Elas estão no comando
Elas estão no comando (Diário da Manhã, 17/12/2008)
A mulher é a protagonista da família brasileira no início do século 21. De acordo com o livro Retrato das Desigualdades de Gênero e Raça, divulgado ontem pelo Instituto de Pesquisa Econômica Aplicada (Ipea), o número de lares chefiados por mulheres cresceu mais de 1.000% em 14 anos. Em 1993, ano inicial da análise, 301 mil famílias tinham a mãe como principal fonte de renda. Em 2007, o número saltou para 3,6 milhões. Todas as famílias consideradas têm pelo menos um filho.
Na fase inicial da pesquisa, ainda no início da década de 90, a estatística de mulheres que exerciam a função de chefia representava 22,3% do total das famílias brasileiras. No ano passado, o número correspondia a 33% de todos os arranjos familiares do País. Para os próprios pesquisadores do Ipea, a mudança na fonte provedora da família brasileira sintetiza a alteração na sociedade e na economia do Brasil.

◇ ◇ ◇ ◇ ◇

Instruções de trabalho:
**1.** De acordo com o texto sobre os lares chefiados por mulheres, quantas famílias tinham a mãe como principal fonte de renda em 2007?
**2.** Prossiga com o texto sobre os lares chefiados por mulheres, escrevendo o trecho seguinte à sua última frase.

◇ ◇ ◇ ◇ ◇

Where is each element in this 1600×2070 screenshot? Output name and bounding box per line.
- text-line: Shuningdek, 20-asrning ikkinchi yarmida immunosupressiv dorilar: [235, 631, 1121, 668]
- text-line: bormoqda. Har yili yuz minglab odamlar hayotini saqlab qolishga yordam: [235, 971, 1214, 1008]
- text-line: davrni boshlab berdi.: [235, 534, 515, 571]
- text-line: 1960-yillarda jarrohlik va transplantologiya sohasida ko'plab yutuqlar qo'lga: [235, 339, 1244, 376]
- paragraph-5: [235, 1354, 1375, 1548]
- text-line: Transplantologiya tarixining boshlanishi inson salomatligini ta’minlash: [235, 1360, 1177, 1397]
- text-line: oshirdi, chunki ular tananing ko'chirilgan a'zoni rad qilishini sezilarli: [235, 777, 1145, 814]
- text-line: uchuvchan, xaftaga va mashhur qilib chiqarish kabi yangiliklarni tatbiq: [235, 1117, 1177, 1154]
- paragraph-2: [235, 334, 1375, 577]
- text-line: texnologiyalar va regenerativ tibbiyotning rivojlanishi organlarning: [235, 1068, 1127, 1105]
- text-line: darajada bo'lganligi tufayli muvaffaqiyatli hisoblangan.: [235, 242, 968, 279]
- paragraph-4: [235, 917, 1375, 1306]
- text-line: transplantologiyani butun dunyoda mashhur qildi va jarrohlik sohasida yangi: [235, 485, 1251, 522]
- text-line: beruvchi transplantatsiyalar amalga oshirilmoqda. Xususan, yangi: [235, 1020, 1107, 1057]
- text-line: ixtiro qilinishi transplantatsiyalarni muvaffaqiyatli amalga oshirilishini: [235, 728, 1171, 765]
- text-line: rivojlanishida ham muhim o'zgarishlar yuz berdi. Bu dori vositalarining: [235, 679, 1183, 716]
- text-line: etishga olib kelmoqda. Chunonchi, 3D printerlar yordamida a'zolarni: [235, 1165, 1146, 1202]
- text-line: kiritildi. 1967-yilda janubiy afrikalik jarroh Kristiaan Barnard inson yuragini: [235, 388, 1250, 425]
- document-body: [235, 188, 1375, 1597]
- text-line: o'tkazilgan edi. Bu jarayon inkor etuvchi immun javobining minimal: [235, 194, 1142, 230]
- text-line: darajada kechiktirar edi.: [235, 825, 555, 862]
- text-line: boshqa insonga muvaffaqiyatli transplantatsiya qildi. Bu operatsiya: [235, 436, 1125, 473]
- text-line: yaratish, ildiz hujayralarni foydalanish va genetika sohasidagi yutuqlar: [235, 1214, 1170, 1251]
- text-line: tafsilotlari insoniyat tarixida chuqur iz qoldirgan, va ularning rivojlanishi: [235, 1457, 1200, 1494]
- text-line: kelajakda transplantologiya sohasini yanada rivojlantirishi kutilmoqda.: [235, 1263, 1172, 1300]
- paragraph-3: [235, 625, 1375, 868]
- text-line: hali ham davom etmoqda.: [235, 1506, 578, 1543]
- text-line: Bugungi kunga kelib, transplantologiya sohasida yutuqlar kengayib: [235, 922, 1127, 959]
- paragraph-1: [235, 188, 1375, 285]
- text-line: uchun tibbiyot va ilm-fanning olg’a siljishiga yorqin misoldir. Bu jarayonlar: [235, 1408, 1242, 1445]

◇ ◇ ◇ ◇ ◇

Respostas por tarefa:
**1.** 3,6 milhões de famílias.

**2.**
Mesmo inserida no mercado de trabalho, o levantamento do Ipea mostra que as mulheres continuam com estigma dos últimos séculos. Além de receber menos para realizar a mesma jornada de trabalho, ainda trabalham mais no serviço doméstico da própria casa. Os números dizem que enquanto homens dedicam menos de 10 horas semanais a serviços domésticos, média das mulheres ultrapassa 27 horas.
Na remuneração, a diferença sexual também se mantém: enquanto a média do homem branco gira em torno de R$ 1,2 mil mensais, a mulher com a mesma cor da pele recebe R$ 788. Nas negras, a diferença é mais gritante. Enquanto recebem em média R$ 415, os homens da mesma raça são remunerados em R$ 648.
Para o doutor em Sociologia pela Universidade de Brasília e professor do curso de Ciências Sociais da Universidade Federal de Goiás (UFG) Joaze Bernardino Costa, a variável raça ainda está presente no mercado de trabalho brasileiro. “Gênero e raça ainda têm efeito sobre a remuneração. Números são irrefutáveis.”
O livro editado pelo Ipea estratifica os indicativos sociais pelo critério cor/raça. De acordo com os números, a cor da pele afeta não só o salário, mas índices como desemprego, acesso à saúde e anos de estudo. Em relação à empregabilidade, os negros são os que mais sofrem com a ausência de postos de trabalho.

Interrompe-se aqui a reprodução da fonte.